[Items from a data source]
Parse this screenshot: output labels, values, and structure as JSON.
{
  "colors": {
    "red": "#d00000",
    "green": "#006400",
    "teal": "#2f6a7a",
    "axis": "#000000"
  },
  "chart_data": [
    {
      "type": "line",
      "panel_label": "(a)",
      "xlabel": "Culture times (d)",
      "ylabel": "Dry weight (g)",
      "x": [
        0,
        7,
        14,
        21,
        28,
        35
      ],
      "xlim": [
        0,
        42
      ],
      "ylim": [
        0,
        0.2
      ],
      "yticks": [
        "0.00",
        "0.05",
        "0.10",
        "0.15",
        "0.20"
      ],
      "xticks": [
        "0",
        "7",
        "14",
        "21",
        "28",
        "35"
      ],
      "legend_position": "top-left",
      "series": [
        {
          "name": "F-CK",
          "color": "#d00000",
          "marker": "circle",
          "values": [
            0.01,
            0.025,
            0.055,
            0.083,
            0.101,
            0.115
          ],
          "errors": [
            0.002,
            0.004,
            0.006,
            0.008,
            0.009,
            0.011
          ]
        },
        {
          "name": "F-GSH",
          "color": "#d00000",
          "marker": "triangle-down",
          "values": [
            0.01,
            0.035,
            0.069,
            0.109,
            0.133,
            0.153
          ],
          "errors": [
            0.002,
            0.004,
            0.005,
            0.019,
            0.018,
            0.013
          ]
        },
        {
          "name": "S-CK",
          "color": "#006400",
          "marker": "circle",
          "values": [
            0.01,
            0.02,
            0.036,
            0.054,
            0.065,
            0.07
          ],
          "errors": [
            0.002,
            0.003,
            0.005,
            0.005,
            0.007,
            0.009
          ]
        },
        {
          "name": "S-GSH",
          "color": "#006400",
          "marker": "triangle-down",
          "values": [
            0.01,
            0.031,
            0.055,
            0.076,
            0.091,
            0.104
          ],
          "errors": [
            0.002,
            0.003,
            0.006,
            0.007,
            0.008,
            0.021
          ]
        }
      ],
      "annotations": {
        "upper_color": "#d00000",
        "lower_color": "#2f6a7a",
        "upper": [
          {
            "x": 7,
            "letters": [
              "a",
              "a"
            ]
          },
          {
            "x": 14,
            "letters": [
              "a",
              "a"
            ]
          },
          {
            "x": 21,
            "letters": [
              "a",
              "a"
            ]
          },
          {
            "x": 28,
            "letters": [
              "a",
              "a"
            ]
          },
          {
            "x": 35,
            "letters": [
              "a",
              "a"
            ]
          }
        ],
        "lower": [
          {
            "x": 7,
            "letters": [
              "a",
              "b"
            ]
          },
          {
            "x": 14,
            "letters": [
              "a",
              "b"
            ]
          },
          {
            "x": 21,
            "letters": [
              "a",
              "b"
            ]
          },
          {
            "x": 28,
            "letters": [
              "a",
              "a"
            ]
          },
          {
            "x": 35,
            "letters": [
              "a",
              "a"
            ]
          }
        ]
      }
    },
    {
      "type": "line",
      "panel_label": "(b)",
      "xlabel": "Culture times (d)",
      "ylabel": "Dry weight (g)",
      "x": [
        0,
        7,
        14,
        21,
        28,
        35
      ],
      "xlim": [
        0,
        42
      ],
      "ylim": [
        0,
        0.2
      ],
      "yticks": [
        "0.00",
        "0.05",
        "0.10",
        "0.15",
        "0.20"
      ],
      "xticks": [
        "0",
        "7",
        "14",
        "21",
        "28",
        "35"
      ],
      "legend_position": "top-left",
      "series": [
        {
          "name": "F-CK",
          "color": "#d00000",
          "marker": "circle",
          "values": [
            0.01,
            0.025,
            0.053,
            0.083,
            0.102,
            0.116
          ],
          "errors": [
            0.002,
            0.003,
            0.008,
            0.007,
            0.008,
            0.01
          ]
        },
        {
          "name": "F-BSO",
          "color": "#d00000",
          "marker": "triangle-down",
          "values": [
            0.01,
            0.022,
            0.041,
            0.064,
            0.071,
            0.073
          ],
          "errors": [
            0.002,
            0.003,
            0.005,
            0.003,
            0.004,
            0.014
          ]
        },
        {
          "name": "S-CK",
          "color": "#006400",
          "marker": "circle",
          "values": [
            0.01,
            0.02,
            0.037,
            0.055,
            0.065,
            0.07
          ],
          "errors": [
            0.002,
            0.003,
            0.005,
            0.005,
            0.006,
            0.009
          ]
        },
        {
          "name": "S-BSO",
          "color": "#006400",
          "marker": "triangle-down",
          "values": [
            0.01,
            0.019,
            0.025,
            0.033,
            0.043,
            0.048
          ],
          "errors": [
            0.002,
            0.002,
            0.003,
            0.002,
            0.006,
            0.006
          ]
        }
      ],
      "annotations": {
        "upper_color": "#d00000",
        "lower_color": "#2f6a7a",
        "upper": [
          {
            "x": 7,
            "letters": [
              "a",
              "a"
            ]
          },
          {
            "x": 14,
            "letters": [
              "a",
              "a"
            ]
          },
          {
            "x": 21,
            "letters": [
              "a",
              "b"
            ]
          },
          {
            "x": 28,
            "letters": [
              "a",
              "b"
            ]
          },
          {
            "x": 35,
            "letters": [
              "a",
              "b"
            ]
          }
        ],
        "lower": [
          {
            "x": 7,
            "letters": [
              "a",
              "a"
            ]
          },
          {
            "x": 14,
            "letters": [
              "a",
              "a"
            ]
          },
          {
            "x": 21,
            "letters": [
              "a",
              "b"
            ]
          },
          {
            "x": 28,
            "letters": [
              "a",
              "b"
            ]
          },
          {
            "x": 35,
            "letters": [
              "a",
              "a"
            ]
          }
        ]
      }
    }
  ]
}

**Aim of the exercise**
Extract all of the data shown above without alteration.

**Answer in full**
Parse this screenshot: output labels, values, and structure as JSON.
{
  "colors": {
    "red": "#d00000",
    "green": "#006400",
    "teal": "#2f6a7a",
    "axis": "#000000"
  },
  "chart_data": [
    {
      "type": "line",
      "panel_label": "(a)",
      "xlabel": "Culture times (d)",
      "ylabel": "Dry weight (g)",
      "x": [
        0,
        7,
        14,
        21,
        28,
        35
      ],
      "xlim": [
        0,
        42
      ],
      "ylim": [
        0,
        0.2
      ],
      "yticks": [
        "0.00",
        "0.05",
        "0.10",
        "0.15",
        "0.20"
      ],
      "xticks": [
        "0",
        "7",
        "14",
        "21",
        "28",
        "35"
      ],
      "legend_position": "top-left",
      "series": [
        {
          "name": "F-CK",
          "color": "#d00000",
          "marker": "circle",
          "values": [
            0.01,
            0.025,
            0.055,
            0.083,
            0.101,
            0.115
          ],
          "errors": [
            0.002,
            0.004,
            0.006,
            0.008,
            0.009,
            0.011
          ]
        },
        {
          "name": "F-GSH",
          "color": "#d00000",
          "marker": "triangle-down",
          "values": [
            0.01,
            0.035,
            0.069,
            0.109,
            0.133,
            0.153
          ],
          "errors": [
            0.002,
            0.004,
            0.005,
            0.019,
            0.018,
            0.013
          ]
        },
        {
          "name": "S-CK",
          "color": "#006400",
          "marker": "circle",
          "values": [
            0.01,
            0.02,
            0.036,
            0.054,
            0.065,
            0.07
          ],
          "errors": [
            0.002,
            0.003,
            0.005,
            0.005,
            0.007,
            0.009
          ]
        },
        {
          "name": "S-GSH",
          "color": "#006400",
          "marker": "triangle-down",
          "values": [
            0.01,
            0.031,
            0.055,
            0.076,
            0.091,
            0.104
          ],
          "errors": [
            0.002,
            0.003,
            0.006,
            0.007,
            0.008,
            0.021
          ]
        }
      ],
      "annotations": {
        "upper_color": "#d00000",
        "lower_color": "#2f6a7a",
        "upper": [
          {
            "x": 7,
            "letters": [
              "a",
              "a"
            ]
          },
          {
            "x": 14,
            "letters": [
              "a",
              "a"
            ]
          },
          {
            "x": 21,
            "letters": [
              "a",
              "a"
            ]
          },
          {
            "x": 28,
            "letters": [
              "a",
              "a"
            ]
          },
          {
            "x": 35,
            "letters": [
              "a",
              "a"
            ]
          }
        ],
        "lower": [
          {
            "x": 7,
            "letters": [
              "a",
              "b"
            ]
          },
          {
            "x": 14,
            "letters": [
              "a",
              "b"
            ]
          },
          {
            "x": 21,
            "letters": [
              "a",
              "b"
            ]
          },
          {
            "x": 28,
            "letters": [
              "a",
              "a"
            ]
          },
          {
            "x": 35,
            "letters": [
              "a",
              "a"
            ]
          }
        ]
      }
    },
    {
      "type": "line",
      "panel_label": "(b)",
      "xlabel": "Culture times (d)",
      "ylabel": "Dry weight (g)",
      "x": [
        0,
        7,
        14,
        21,
        28,
        35
      ],
      "xlim": [
        0,
        42
      ],
      "ylim": [
        0,
        0.2
      ],
      "yticks": [
        "0.00",
        "0.05",
        "0.10",
        "0.15",
        "0.20"
      ],
      "xticks": [
        "0",
        "7",
        "14",
        "21",
        "28",
        "35"
      ],
      "legend_position": "top-left",
      "series": [
        {
          "name": "F-CK",
          "color": "#d00000",
          "marker": "circle",
          "values": [
            0.01,
            0.025,
            0.053,
            0.083,
            0.102,
            0.116
          ],
          "errors": [
            0.002,
            0.003,
            0.008,
            0.007,
            0.008,
            0.01
          ]
        },
        {
          "name": "F-BSO",
          "color": "#d00000",
          "marker": "triangle-down",
          "values": [
            0.01,
            0.022,
            0.041,
            0.064,
            0.071,
            0.073
          ],
          "errors": [
            0.002,
            0.003,
            0.005,
            0.003,
            0.004,
            0.014
          ]
        },
        {
          "name": "S-CK",
          "color": "#006400",
          "marker": "circle",
          "values": [
            0.01,
            0.02,
            0.037,
            0.055,
            0.065,
            0.07
          ],
          "errors": [
            0.002,
            0.003,
            0.005,
            0.005,
            0.006,
            0.009
          ]
        },
        {
          "name": "S-BSO",
          "color": "#006400",
          "marker": "triangle-down",
          "values": [
            0.01,
            0.019,
            0.025,
            0.033,
            0.043,
            0.048
          ],
          "errors": [
            0.002,
            0.002,
            0.003,
            0.002,
            0.006,
            0.006
          ]
        }
      ],
      "annotations": {
        "upper_color": "#d00000",
        "lower_color": "#2f6a7a",
        "upper": [
          {
            "x": 7,
            "letters": [
              "a",
              "a"
            ]
          },
          {
            "x": 14,
            "letters": [
              "a",
              "a"
            ]
          },
          {
            "x": 21,
            "letters": [
              "a",
              "b"
            ]
          },
          {
            "x": 28,
            "letters": [
              "a",
              "b"
            ]
          },
          {
            "x": 35,
            "letters": [
              "a",
              "b"
            ]
          }
        ],
        "lower": [
          {
            "x": 7,
            "letters": [
              "a",
              "a"
            ]
          },
          {
            "x": 14,
            "letters": [
              "a",
              "a"
            ]
          },
          {
            "x": 21,
            "letters": [
              "a",
              "b"
            ]
          },
          {
            "x": 28,
            "letters": [
              "a",
              "b"
            ]
          },
          {
            "x": 35,
            "letters": [
              "a",
              "a"
            ]
          }
        ]
      }
    }
  ]
}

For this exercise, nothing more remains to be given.